• [Exercise]: Work out how many lines of the data hold the string "voluntary", and reply with that number alone.

• [Records provided]:
####
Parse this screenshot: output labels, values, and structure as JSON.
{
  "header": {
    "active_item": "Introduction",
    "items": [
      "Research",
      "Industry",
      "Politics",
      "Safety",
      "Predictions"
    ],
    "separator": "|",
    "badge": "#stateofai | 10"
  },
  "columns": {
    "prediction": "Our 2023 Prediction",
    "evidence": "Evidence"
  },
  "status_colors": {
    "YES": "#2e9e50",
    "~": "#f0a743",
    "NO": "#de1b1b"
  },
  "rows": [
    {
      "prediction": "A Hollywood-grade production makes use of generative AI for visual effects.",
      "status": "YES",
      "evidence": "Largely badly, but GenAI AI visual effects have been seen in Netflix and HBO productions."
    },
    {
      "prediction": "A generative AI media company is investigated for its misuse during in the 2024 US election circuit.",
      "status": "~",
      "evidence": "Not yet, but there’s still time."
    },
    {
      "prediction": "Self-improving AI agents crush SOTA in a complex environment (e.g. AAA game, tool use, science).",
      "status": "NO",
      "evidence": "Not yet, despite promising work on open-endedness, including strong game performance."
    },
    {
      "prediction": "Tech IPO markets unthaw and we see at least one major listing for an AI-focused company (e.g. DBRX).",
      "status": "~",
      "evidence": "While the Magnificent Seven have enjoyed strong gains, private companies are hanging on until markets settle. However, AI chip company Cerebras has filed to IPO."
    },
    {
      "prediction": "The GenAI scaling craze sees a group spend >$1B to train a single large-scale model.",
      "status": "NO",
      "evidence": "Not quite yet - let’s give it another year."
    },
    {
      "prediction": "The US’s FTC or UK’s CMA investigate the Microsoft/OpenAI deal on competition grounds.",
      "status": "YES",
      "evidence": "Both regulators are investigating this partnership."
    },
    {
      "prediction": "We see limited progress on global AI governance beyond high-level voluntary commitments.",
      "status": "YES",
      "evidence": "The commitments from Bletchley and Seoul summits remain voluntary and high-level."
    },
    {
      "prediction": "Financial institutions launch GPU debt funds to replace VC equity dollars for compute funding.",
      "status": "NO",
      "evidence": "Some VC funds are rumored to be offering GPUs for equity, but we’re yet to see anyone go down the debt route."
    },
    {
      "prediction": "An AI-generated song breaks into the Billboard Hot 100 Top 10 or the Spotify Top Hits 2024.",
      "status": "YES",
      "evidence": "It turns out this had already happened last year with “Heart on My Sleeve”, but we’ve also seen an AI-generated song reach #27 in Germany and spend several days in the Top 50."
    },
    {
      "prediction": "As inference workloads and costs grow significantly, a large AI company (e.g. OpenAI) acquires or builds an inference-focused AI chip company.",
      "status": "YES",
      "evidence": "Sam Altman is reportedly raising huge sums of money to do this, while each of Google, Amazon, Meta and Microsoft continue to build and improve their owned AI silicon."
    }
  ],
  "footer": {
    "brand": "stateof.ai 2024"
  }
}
####
• [Solution]: 2